→ What you have to do: Copy out each line in the material below that has the word "Sozialkunde".

[Stored records]

● ● ● ● ● ● ●

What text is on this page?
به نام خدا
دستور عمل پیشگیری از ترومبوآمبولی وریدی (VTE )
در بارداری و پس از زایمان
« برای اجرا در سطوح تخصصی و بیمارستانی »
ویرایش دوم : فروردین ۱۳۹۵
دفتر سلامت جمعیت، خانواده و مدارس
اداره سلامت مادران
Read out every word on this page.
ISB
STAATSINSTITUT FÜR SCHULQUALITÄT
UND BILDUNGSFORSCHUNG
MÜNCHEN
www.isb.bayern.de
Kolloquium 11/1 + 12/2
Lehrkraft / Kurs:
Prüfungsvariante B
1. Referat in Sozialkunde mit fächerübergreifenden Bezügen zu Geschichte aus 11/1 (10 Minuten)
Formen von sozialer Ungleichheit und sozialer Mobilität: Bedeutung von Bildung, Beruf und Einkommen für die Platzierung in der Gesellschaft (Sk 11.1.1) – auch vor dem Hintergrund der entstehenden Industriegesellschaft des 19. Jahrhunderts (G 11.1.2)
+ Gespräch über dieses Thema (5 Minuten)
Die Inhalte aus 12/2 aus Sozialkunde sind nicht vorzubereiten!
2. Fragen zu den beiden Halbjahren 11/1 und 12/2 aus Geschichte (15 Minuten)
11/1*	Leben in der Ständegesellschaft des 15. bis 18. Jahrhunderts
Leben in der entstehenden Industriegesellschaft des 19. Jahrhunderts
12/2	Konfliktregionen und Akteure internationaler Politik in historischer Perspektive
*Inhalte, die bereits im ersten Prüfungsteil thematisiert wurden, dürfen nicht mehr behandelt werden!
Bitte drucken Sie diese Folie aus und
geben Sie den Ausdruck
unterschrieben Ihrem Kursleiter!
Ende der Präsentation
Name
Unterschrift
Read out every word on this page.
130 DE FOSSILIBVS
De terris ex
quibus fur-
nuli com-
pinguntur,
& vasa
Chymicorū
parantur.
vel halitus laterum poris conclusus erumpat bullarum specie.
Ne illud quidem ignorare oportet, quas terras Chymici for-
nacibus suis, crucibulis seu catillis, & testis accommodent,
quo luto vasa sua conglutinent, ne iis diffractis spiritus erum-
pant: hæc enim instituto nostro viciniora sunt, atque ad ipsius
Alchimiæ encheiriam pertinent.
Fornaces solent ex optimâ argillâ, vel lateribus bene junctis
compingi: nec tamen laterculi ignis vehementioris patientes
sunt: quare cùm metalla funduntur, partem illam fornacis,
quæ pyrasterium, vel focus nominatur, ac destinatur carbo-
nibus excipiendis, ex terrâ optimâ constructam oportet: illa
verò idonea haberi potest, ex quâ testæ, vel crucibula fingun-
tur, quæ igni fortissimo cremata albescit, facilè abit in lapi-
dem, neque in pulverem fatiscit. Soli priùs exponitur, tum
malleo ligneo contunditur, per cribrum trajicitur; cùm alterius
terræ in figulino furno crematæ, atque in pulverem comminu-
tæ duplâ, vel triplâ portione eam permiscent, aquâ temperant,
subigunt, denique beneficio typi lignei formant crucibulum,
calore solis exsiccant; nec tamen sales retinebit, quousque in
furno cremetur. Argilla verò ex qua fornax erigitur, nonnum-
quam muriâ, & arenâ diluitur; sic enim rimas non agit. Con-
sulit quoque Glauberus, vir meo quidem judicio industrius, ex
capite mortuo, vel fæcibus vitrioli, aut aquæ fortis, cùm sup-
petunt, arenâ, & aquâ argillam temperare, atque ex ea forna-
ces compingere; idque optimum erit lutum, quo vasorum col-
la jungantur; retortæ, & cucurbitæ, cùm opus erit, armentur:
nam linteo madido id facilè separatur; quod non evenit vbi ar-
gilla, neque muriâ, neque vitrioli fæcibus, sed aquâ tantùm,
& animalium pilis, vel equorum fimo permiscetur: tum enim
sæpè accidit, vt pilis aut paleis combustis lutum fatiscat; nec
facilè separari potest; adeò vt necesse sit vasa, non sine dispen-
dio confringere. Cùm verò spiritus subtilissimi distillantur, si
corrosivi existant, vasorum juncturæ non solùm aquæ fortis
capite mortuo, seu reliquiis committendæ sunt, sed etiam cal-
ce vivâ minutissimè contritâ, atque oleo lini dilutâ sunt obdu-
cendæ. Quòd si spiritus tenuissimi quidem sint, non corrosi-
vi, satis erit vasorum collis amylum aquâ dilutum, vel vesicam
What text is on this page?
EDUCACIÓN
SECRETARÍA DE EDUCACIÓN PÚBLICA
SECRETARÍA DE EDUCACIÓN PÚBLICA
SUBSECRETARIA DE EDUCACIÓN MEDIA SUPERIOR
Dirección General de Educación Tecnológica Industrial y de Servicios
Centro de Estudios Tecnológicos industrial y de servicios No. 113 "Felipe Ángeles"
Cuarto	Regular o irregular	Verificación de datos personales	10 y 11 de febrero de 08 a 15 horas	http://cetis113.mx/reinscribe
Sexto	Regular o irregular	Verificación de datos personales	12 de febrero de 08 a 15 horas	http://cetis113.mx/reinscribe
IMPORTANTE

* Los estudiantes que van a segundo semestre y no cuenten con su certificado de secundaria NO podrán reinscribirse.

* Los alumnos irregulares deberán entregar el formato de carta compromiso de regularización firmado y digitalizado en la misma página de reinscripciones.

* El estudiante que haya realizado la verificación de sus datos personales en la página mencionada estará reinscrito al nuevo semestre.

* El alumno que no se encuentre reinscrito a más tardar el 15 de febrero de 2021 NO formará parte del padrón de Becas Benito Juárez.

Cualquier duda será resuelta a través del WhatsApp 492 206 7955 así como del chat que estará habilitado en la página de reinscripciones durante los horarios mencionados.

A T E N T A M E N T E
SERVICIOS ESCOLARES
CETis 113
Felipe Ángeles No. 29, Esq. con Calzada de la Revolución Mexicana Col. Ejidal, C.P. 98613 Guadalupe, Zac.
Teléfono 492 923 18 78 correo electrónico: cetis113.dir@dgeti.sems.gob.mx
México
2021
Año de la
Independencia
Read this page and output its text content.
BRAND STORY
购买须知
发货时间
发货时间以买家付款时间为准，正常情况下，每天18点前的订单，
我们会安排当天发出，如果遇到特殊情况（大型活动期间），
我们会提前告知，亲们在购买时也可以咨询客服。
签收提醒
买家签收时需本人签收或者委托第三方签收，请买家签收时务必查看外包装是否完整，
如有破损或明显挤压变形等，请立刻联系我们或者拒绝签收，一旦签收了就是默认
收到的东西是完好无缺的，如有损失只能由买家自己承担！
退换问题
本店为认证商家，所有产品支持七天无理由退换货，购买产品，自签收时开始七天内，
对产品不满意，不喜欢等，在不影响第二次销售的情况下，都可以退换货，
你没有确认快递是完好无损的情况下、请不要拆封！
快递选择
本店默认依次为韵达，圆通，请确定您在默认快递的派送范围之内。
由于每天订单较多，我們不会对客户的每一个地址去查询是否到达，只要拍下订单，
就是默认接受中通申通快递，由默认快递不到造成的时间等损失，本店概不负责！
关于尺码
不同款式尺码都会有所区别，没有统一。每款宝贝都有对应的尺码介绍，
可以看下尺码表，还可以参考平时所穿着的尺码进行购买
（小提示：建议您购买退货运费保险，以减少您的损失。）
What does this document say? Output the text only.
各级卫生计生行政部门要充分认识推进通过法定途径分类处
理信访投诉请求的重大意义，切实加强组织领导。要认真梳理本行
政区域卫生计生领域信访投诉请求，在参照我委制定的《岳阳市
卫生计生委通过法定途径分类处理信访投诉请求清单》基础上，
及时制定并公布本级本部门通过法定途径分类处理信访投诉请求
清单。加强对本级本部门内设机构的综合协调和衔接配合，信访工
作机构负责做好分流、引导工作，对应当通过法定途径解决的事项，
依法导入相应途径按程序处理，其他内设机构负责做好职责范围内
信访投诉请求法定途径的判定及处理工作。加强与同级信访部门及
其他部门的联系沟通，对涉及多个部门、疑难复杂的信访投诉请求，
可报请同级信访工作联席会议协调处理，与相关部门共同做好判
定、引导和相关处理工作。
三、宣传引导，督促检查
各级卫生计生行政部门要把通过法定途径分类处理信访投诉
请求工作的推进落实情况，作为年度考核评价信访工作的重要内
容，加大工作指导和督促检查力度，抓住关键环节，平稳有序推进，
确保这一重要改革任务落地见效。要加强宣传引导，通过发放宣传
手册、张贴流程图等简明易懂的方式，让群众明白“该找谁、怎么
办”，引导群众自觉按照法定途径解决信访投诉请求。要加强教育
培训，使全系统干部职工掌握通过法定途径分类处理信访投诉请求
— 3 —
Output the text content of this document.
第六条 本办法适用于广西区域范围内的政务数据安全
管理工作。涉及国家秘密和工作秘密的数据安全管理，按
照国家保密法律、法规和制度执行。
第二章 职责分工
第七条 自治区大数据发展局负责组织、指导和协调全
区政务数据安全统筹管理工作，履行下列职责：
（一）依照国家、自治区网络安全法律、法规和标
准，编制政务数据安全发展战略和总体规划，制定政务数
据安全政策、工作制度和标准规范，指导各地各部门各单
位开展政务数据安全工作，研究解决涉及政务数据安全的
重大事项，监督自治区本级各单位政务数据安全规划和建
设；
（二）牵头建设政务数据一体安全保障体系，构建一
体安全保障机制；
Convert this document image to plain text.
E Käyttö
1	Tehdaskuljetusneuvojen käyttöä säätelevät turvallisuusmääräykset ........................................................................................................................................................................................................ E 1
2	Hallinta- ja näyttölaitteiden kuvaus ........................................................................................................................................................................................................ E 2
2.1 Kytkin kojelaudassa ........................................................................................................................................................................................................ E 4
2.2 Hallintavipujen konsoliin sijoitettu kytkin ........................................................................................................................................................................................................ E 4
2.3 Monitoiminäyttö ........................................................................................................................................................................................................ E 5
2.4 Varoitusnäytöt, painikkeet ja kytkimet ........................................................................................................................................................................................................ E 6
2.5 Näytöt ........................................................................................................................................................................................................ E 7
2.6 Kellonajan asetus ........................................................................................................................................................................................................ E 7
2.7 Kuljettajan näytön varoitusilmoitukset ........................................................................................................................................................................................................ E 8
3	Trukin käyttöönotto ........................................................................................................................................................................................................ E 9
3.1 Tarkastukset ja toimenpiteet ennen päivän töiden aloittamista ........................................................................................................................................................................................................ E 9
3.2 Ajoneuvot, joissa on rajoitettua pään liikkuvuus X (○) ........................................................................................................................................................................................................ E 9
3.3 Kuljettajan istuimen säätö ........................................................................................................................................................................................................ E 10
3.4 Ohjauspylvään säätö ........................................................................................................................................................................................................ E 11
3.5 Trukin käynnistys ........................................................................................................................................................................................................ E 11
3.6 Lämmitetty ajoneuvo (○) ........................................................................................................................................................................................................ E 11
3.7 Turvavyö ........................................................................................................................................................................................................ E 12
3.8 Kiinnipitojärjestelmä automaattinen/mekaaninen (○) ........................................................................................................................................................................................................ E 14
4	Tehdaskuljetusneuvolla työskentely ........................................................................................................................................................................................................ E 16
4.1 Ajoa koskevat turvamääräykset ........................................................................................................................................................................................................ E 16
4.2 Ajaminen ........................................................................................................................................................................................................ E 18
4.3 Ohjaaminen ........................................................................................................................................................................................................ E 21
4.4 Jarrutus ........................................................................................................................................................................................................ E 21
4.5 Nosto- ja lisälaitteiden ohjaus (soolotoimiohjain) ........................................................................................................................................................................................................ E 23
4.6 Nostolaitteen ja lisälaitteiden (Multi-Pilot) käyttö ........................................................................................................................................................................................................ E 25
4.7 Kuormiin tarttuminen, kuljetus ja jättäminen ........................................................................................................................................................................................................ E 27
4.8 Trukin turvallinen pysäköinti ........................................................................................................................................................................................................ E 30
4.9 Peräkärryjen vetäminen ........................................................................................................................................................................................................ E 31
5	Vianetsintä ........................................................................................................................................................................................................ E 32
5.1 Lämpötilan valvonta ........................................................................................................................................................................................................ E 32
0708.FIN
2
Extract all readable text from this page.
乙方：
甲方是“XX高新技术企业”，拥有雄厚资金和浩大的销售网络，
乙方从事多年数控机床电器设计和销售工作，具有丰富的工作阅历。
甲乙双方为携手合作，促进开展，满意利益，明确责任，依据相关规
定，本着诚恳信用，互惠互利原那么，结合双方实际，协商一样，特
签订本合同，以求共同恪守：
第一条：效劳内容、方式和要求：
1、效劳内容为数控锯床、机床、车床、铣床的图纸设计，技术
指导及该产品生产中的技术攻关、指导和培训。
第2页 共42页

● ● ● ● ● ● ●

→ Task result:
1. Referat in Sozialkunde mit fächerübergreifenden Bezügen zu Geschichte aus 11/1 (10 Minuten)
Die Inhalte aus 12/2 aus Sozialkunde sind nicht vorzubereiten!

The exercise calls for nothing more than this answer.